### Task instructions
Sift the listing for lines that hold the string "психики" and pull them out.

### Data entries
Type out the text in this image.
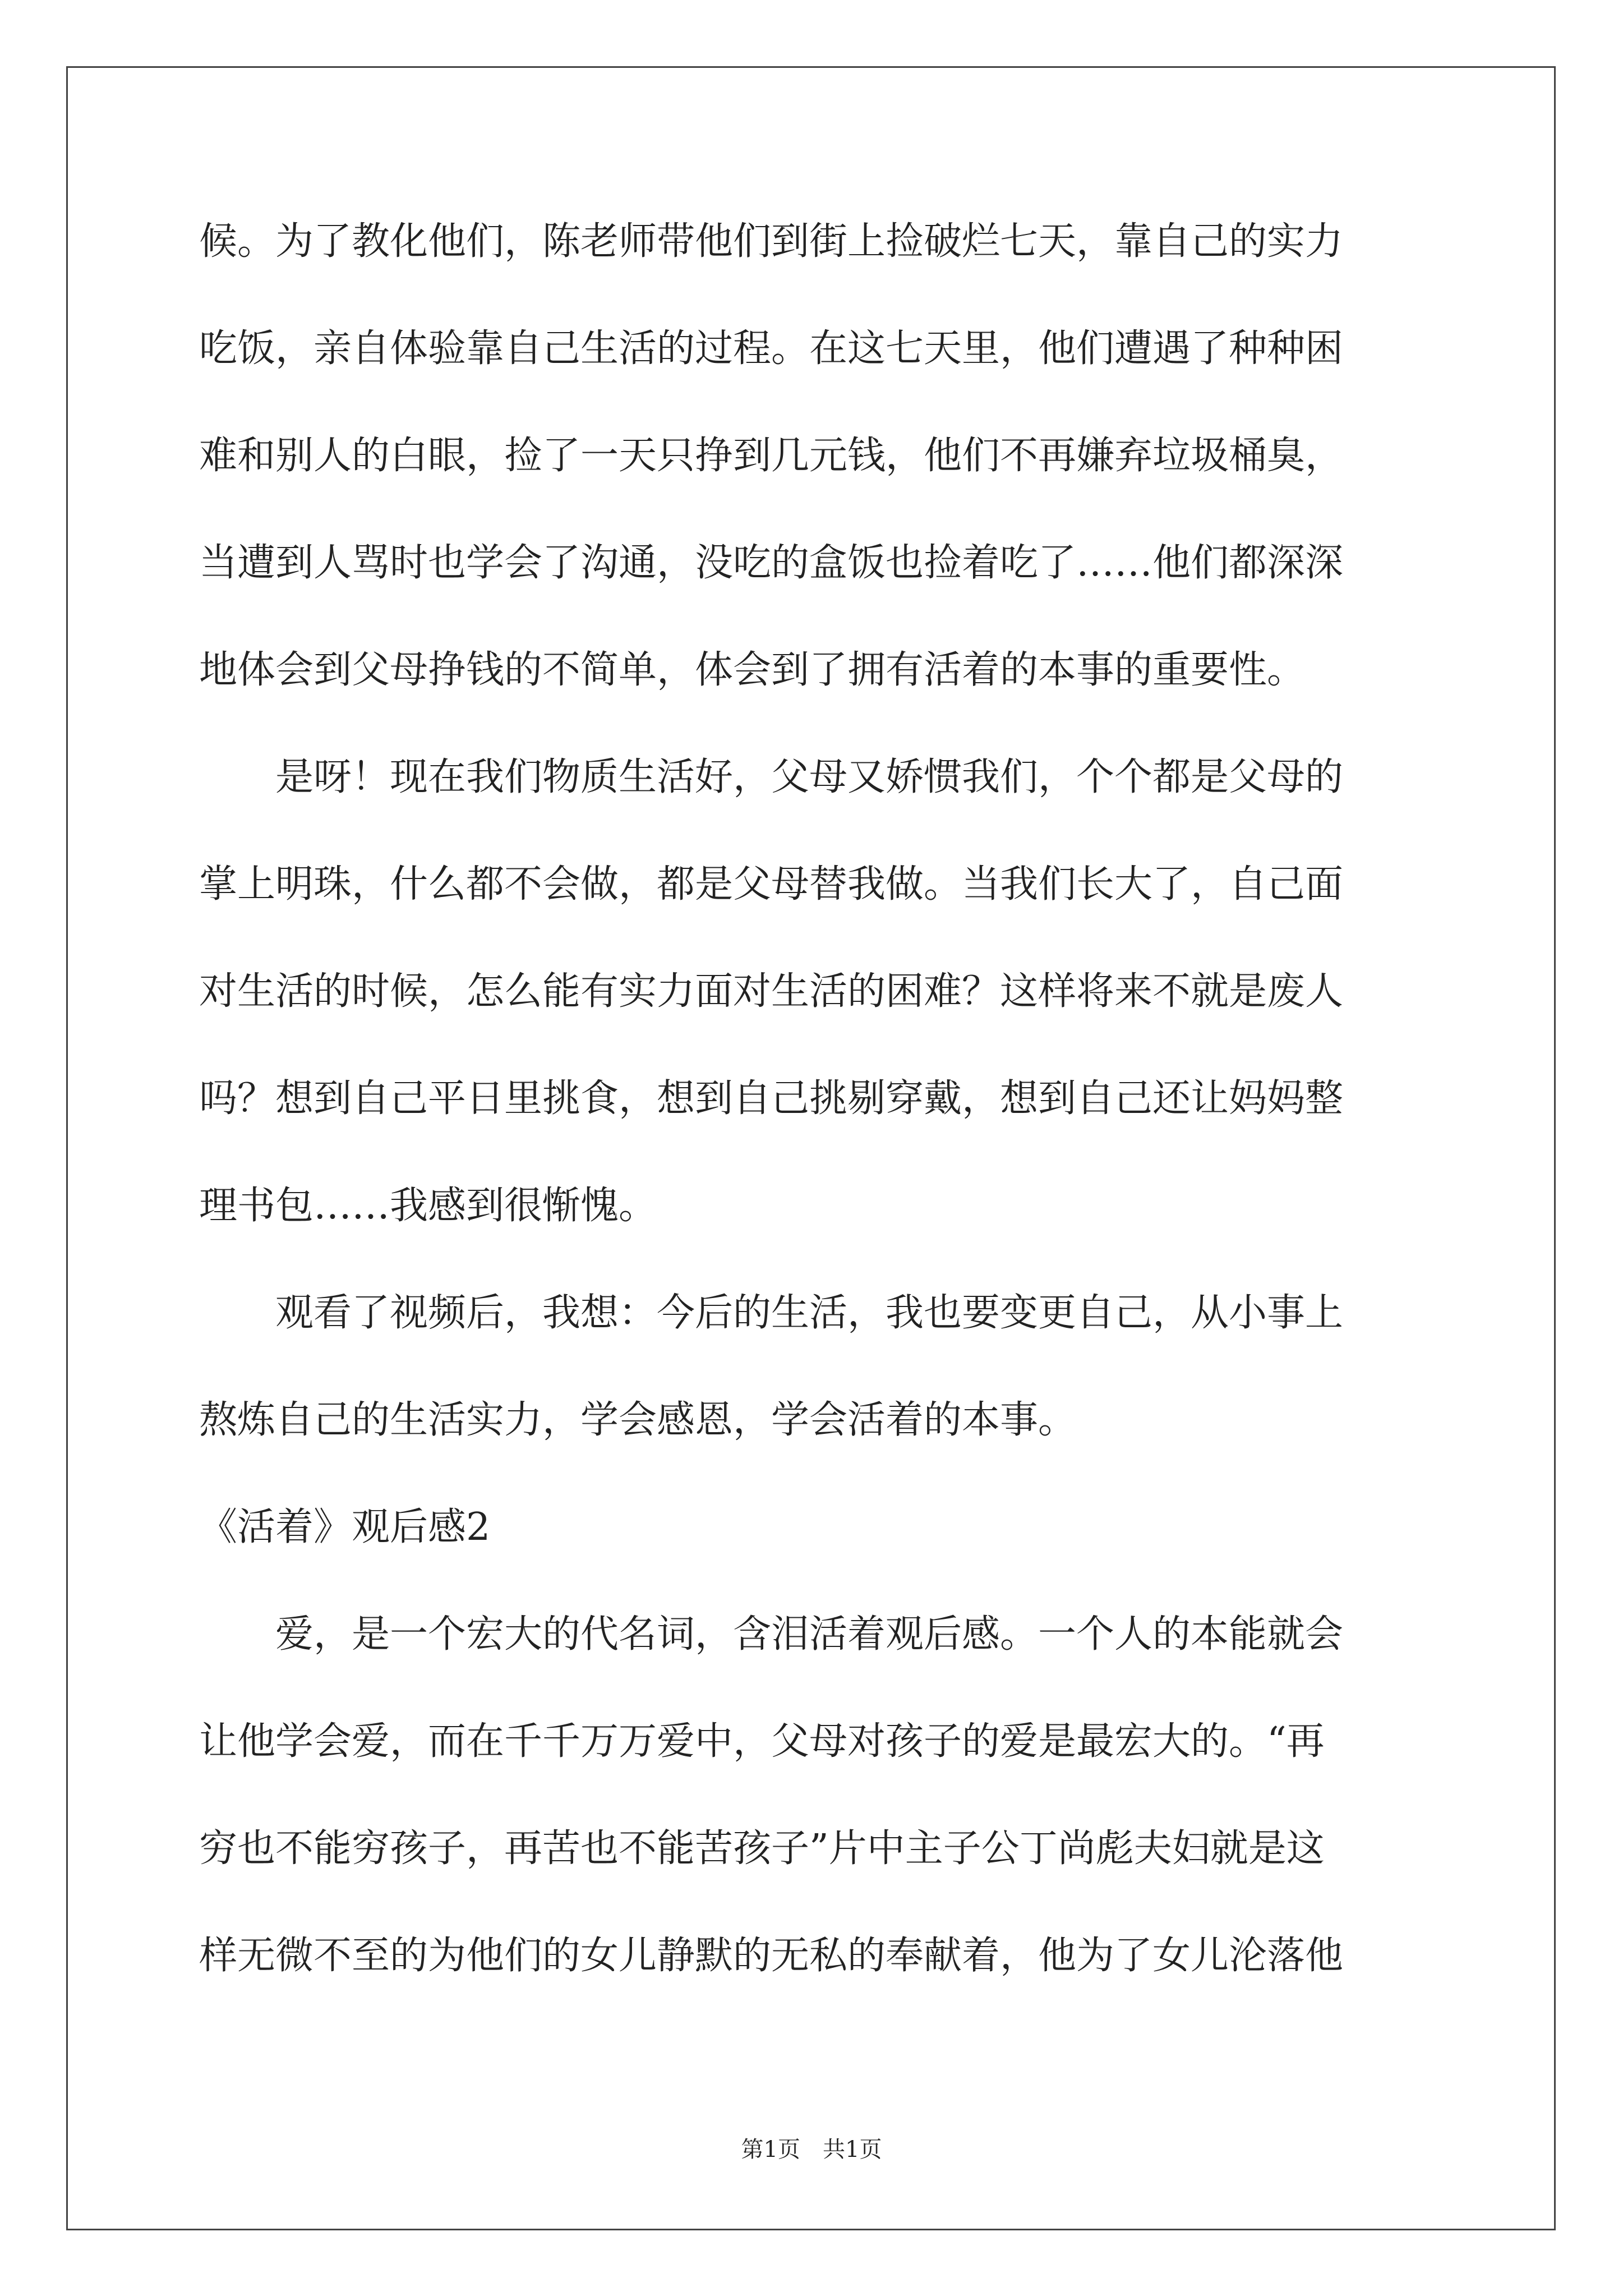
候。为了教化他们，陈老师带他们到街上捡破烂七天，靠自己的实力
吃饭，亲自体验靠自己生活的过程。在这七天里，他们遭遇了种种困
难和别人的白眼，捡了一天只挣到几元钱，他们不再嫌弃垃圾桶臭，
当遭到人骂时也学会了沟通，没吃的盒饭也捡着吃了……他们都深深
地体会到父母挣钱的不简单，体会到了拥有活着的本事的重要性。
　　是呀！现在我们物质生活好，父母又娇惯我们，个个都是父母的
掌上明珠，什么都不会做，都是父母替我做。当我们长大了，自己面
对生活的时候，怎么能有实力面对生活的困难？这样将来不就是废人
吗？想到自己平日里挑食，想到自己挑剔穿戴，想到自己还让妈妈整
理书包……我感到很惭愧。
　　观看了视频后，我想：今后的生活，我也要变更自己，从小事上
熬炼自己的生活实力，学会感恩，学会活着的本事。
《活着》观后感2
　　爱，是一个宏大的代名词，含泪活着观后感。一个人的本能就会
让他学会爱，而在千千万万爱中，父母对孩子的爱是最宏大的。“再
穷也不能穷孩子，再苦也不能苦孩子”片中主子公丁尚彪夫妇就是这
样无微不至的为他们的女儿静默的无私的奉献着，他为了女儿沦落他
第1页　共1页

--

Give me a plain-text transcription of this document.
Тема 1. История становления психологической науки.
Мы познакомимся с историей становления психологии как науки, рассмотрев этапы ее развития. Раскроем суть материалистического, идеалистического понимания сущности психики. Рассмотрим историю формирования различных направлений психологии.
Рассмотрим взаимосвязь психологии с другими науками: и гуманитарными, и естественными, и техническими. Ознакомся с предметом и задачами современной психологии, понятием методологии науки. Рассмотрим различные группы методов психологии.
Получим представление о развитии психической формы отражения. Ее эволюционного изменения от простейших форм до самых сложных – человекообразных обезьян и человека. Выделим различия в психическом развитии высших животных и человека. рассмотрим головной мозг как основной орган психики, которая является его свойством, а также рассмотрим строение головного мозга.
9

### Solution below
Мы познакомимся с историей становления психологии как науки, рассмотрев этапы ее развития. Раскроем суть материалистического, идеалистического понимания сущности психики. Рассмотрим историю формирования различных направлений психологии.
Получим представление о развитии психической формы отражения. Ее эволюционного изменения от простейших форм до самых сложных – человекообразных обезьян и человека. Выделим различия в психическом развитии высших животных и человека. рассмотрим головной мозг как основной орган психики, которая является его свойством, а также рассмотрим строение головного мозга.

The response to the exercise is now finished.